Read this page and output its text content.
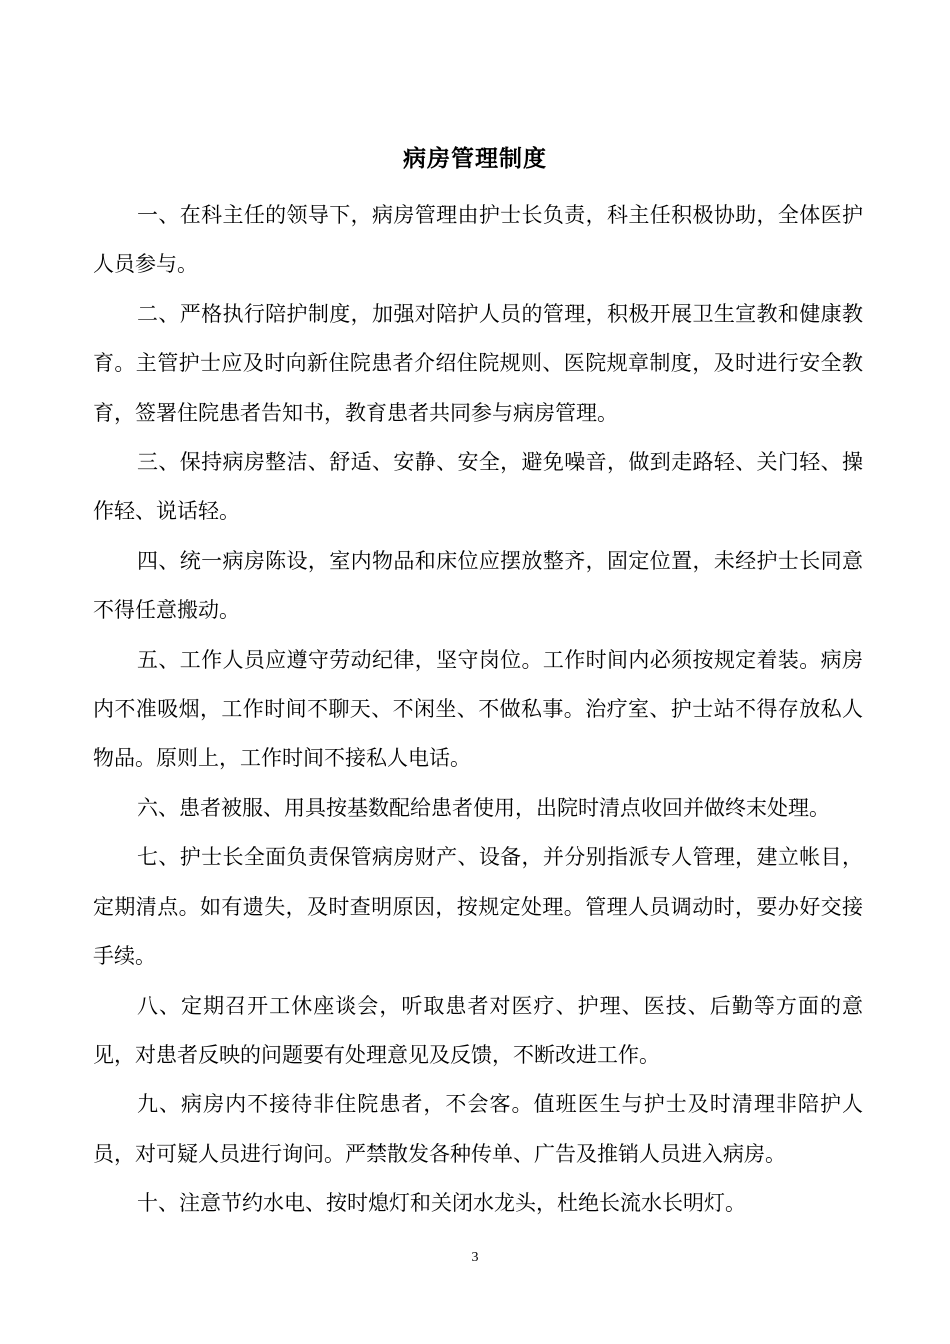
病房管理制度

一、在科主任的领导下，病房管理由护士长负责，科主任积极协助，全体医护人员参与。

二、严格执行陪护制度，加强对陪护人员的管理，积极开展卫生宣教和健康教育。主管护士应及时向新住院患者介绍住院规则、医院规章制度，及时进行安全教育，签署住院患者告知书，教育患者共同参与病房管理。

三、保持病房整洁、舒适、安静、安全，避免噪音，做到走路轻、关门轻、操作轻、说话轻。

四、统一病房陈设，室内物品和床位应摆放整齐，固定位置，未经护士长同意不得任意搬动。

五、工作人员应遵守劳动纪律，坚守岗位。工作时间内必须按规定着装。病房内不准吸烟，工作时间不聊天、不闲坐、不做私事。治疗室、护士站不得存放私人物品。原则上，工作时间不接私人电话。

六、患者被服、用具按基数配给患者使用，出院时清点收回并做终末处理。

七、护士长全面负责保管病房财产、设备，并分别指派专人管理，建立帐目，定期清点。如有遗失，及时查明原因，按规定处理。管理人员调动时，要办好交接手续。

八、定期召开工休座谈会，听取患者对医疗、护理、医技、后勤等方面的意见，对患者反映的问题要有处理意见及反馈，不断改进工作。

九、病房内不接待非住院患者，不会客。值班医生与护士及时清理非陪护人员，对可疑人员进行询问。严禁散发各种传单、广告及推销人员进入病房。

十、注意节约水电、按时熄灯和关闭水龙头，杜绝长流水长明灯。

3
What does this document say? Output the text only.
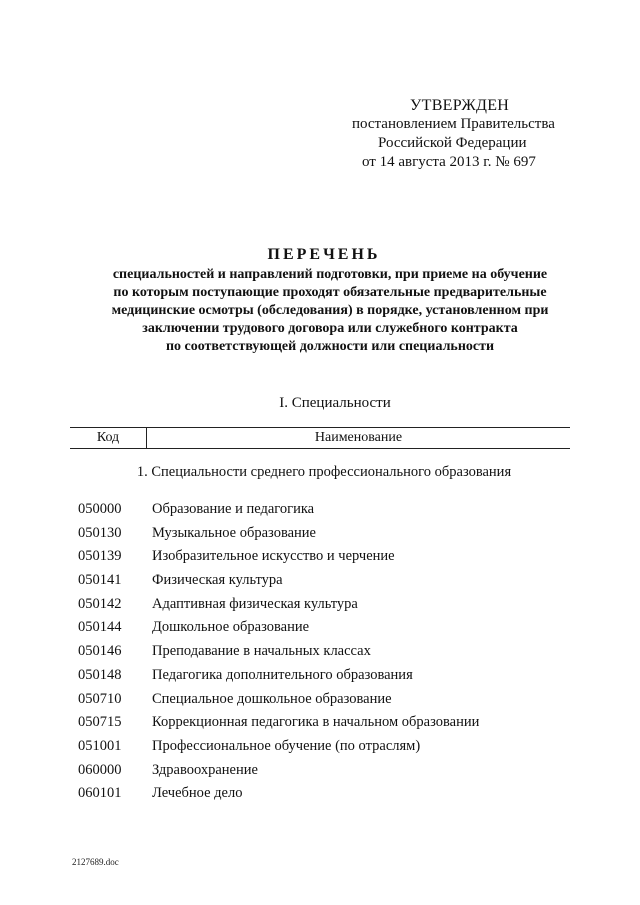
УТВЕРЖДЕН
постановлением Правительства
Российской Федерации
от 14 августа 2013 г. № 697
ПЕРЕЧЕНЬ
специальностей и направлений подготовки, при приеме на обучение
по которым поступающие проходят обязательные предварительные
медицинские осмотры (обследования) в порядке, установленном при
заключении трудового договора или служебного контракта
по соответствующей должности или специальности
I. Специальности
Код	Наименование
1. Специальности среднего профессионального образования
050000 Образование и педагогика
050130 Музыкальное образование
050139 Изобразительное искусство и черчение
050141 Физическая культура
050142 Адаптивная физическая культура
050144 Дошкольное образование
050146 Преподавание в начальных классах
050148 Педагогика дополнительного образования
050710 Специальное дошкольное образование
050715 Коррекционная педагогика в начальном образовании
051001 Профессиональное обучение (по отраслям)
060000 Здравоохранение
060101 Лечебное дело
2127689.doc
----------
▶ [Given problem]
Reproduce all the entries that precede this task, word for word, minus any pictures.

▶ [Correct answer]
Read this page and output its text content.
病房管理制度

一、在科主任的领导下，病房管理由护士长负责，科主任积极协助，全体医护人员参与。

二、严格执行陪护制度，加强对陪护人员的管理，积极开展卫生宣教和健康教育。主管护士应及时向新住院患者介绍住院规则、医院规章制度，及时进行安全教育，签署住院患者告知书，教育患者共同参与病房管理。

三、保持病房整洁、舒适、安静、安全，避免噪音，做到走路轻、关门轻、操作轻、说话轻。

四、统一病房陈设，室内物品和床位应摆放整齐，固定位置，未经护士长同意不得任意搬动。

五、工作人员应遵守劳动纪律，坚守岗位。工作时间内必须按规定着装。病房内不准吸烟，工作时间不聊天、不闲坐、不做私事。治疗室、护士站不得存放私人物品。原则上，工作时间不接私人电话。

六、患者被服、用具按基数配给患者使用，出院时清点收回并做终末处理。

七、护士长全面负责保管病房财产、设备，并分别指派专人管理，建立帐目，定期清点。如有遗失，及时查明原因，按规定处理。管理人员调动时，要办好交接手续。

八、定期召开工休座谈会，听取患者对医疗、护理、医技、后勤等方面的意见，对患者反映的问题要有处理意见及反馈，不断改进工作。

九、病房内不接待非住院患者，不会客。值班医生与护士及时清理非陪护人员，对可疑人员进行询问。严禁散发各种传单、广告及推销人员进入病房。

十、注意节约水电、按时熄灯和关闭水龙头，杜绝长流水长明灯。

3
What does this document say? Output the text only.
УТВЕРЖДЕН
постановлением Правительства
Российской Федерации
от 14 августа 2013 г. № 697
ПЕРЕЧЕНЬ
специальностей и направлений подготовки, при приеме на обучение
по которым поступающие проходят обязательные предварительные
медицинские осмотры (обследования) в порядке, установленном при
заключении трудового договора или служебного контракта
по соответствующей должности или специальности
I. Специальности
Код	Наименование
1. Специальности среднего профессионального образования
050000 Образование и педагогика
050130 Музыкальное образование
050139 Изобразительное искусство и черчение
050141 Физическая культура
050142 Адаптивная физическая культура
050144 Дошкольное образование
050146 Преподавание в начальных классах
050148 Педагогика дополнительного образования
050710 Специальное дошкольное образование
050715 Коррекционная педагогика в начальном образовании
051001 Профессиональное обучение (по отраслям)
060000 Здравоохранение
060101 Лечебное дело
2127689.doc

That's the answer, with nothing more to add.